Exercise brief =
Type out the complete listing below word for word, without its pictures.

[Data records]
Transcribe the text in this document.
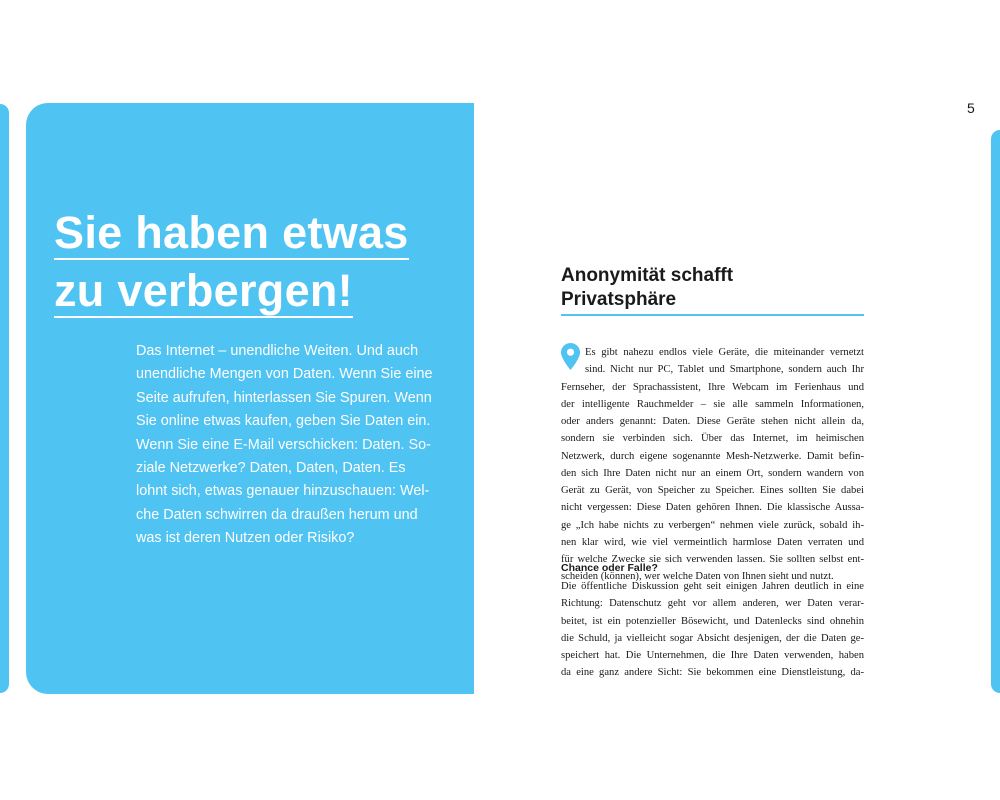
Sie haben etwas
zu verbergen!

Das Internet – unendliche Weiten. Und auch
unendliche Mengen von Daten. Wenn Sie eine
Seite aufrufen, hinterlassen Sie Spuren. Wenn
Sie online etwas kaufen, geben Sie Daten ein.
Wenn Sie eine E-Mail verschicken: Daten. So-
ziale Netzwerke? Daten, Daten, Daten. Es
lohnt sich, etwas genauer hinzuschauen: Wel-
che Daten schwirren da draußen herum und
was ist deren Nutzen oder Risiko?

5
Anonymität schafft
Privatsphäre
Es gibt nahezu endlos viele Geräte, die miteinander vernetzt
sind. Nicht nur PC, Tablet und Smartphone, sondern auch Ihr
Fernseher, der Sprachassistent, Ihre Webcam im Ferienhaus und
der intelligente Rauchmelder – sie alle sammeln Informationen,
oder anders genannt: Daten. Diese Geräte stehen nicht allein da,
sondern sie verbinden sich. Über das Internet, im heimischen
Netzwerk, durch eigene sogenannte Mesh-Netzwerke. Damit befin-
den sich Ihre Daten nicht nur an einem Ort, sondern wandern von
Gerät zu Gerät, von Speicher zu Speicher. Eines sollten Sie dabei
nicht vergessen: Diese Daten gehören Ihnen. Die klassische Aussa-
ge „Ich habe nichts zu verbergen“ nehmen viele zurück, sobald ih-
nen klar wird, wie viel vermeintlich harmlose Daten verraten und
für welche Zwecke sie sich verwenden lassen. Sie sollten selbst ent-
scheiden (können), wer welche Daten von Ihnen sieht und nutzt.
Chance oder Falle?
Die öffentliche Diskussion geht seit einigen Jahren deutlich in eine
Richtung: Datenschutz geht vor allem anderen, wer Daten verar-
beitet, ist ein potenzieller Bösewicht, und Datenlecks sind ohnehin
die Schuld, ja vielleicht sogar Absicht desjenigen, der die Daten ge-
speichert hat. Die Unternehmen, die Ihre Daten verwenden, haben
da eine ganz andere Sicht: Sie bekommen eine Dienstleistung, da-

Exercise answer =
Transcribe the text in this document.
Sie haben etwas
zu verbergen!

Das Internet – unendliche Weiten. Und auch
unendliche Mengen von Daten. Wenn Sie eine
Seite aufrufen, hinterlassen Sie Spuren. Wenn
Sie online etwas kaufen, geben Sie Daten ein.
Wenn Sie eine E-Mail verschicken: Daten. So-
ziale Netzwerke? Daten, Daten, Daten. Es
lohnt sich, etwas genauer hinzuschauen: Wel-
che Daten schwirren da draußen herum und
was ist deren Nutzen oder Risiko?

5
Anonymität schafft
Privatsphäre
Es gibt nahezu endlos viele Geräte, die miteinander vernetzt
sind. Nicht nur PC, Tablet und Smartphone, sondern auch Ihr
Fernseher, der Sprachassistent, Ihre Webcam im Ferienhaus und
der intelligente Rauchmelder – sie alle sammeln Informationen,
oder anders genannt: Daten. Diese Geräte stehen nicht allein da,
sondern sie verbinden sich. Über das Internet, im heimischen
Netzwerk, durch eigene sogenannte Mesh-Netzwerke. Damit befin-
den sich Ihre Daten nicht nur an einem Ort, sondern wandern von
Gerät zu Gerät, von Speicher zu Speicher. Eines sollten Sie dabei
nicht vergessen: Diese Daten gehören Ihnen. Die klassische Aussa-
ge „Ich habe nichts zu verbergen“ nehmen viele zurück, sobald ih-
nen klar wird, wie viel vermeintlich harmlose Daten verraten und
für welche Zwecke sie sich verwenden lassen. Sie sollten selbst ent-
scheiden (können), wer welche Daten von Ihnen sieht und nutzt.
Chance oder Falle?
Die öffentliche Diskussion geht seit einigen Jahren deutlich in eine
Richtung: Datenschutz geht vor allem anderen, wer Daten verar-
beitet, ist ein potenzieller Bösewicht, und Datenlecks sind ohnehin
die Schuld, ja vielleicht sogar Absicht desjenigen, der die Daten ge-
speichert hat. Die Unternehmen, die Ihre Daten verwenden, haben
da eine ganz andere Sicht: Sie bekommen eine Dienstleistung, da-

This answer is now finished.